[START]

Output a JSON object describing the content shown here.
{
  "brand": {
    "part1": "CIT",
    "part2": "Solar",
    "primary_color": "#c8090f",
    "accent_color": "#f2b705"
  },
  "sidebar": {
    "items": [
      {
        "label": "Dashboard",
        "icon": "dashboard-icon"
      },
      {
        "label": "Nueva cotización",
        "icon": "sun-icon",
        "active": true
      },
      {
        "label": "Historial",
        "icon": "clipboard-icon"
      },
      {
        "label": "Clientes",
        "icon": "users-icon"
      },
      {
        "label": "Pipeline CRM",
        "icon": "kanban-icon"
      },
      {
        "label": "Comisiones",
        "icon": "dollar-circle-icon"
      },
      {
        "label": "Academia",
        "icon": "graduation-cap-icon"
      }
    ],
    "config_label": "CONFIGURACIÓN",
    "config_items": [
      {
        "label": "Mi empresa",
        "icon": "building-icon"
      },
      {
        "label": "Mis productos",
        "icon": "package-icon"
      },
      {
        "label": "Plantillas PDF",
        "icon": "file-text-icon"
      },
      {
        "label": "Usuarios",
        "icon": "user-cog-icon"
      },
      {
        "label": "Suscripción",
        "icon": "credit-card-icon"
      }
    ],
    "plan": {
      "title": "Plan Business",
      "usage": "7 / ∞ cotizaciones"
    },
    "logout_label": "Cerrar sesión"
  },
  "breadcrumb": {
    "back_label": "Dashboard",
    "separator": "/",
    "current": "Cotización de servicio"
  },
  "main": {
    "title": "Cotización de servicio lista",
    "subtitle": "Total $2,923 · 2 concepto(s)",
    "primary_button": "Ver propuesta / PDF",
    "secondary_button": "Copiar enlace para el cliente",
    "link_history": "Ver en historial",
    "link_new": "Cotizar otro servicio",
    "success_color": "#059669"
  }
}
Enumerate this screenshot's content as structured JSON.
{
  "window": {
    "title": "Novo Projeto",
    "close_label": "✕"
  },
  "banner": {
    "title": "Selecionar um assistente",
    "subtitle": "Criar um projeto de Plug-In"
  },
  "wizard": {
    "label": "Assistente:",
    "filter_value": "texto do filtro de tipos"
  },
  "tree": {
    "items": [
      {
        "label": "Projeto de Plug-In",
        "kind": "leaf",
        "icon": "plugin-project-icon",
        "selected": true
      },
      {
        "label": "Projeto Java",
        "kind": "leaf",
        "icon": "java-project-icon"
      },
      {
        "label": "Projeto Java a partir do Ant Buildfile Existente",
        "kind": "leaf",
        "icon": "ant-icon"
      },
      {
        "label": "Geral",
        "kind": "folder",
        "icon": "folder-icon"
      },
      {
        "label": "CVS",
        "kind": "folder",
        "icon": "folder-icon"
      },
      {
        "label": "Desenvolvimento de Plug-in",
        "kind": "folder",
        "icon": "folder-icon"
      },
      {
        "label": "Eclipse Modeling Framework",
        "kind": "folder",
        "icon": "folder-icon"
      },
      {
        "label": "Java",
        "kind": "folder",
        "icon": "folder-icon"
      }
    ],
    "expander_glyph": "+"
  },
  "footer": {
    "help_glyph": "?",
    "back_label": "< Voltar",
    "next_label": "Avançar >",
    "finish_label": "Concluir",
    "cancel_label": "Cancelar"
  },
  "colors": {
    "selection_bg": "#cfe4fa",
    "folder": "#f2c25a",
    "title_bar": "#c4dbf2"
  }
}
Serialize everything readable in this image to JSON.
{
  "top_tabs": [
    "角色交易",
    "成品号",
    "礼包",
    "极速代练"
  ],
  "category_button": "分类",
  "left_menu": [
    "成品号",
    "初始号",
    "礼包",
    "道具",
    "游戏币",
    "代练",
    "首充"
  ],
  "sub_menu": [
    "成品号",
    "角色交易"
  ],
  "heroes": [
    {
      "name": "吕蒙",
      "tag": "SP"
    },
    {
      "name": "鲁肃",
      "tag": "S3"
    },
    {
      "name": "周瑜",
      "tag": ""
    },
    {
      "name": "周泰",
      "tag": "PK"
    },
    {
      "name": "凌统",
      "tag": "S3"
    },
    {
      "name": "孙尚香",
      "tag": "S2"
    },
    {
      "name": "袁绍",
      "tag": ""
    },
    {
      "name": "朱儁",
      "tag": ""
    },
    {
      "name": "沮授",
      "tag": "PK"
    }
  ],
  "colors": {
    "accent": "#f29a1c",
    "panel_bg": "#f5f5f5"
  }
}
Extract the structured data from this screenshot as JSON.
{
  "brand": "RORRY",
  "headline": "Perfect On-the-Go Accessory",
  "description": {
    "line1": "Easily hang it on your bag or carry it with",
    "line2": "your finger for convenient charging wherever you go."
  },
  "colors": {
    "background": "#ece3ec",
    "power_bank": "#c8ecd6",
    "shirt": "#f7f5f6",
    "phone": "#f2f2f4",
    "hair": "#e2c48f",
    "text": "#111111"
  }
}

[END]

■ GIVEN EXERCISE ■
List every line from the entries above in which "name" appears.

■ SOLUTION FOR THIS PROBLEM ■
      "name": "吕蒙",
      "name": "鲁肃",
      "name": "周瑜",
      "name": "周泰",
      "name": "凌统",
      "name": "孙尚香",
      "name": "袁绍",
      "name": "朱儁",
      "name": "沮授",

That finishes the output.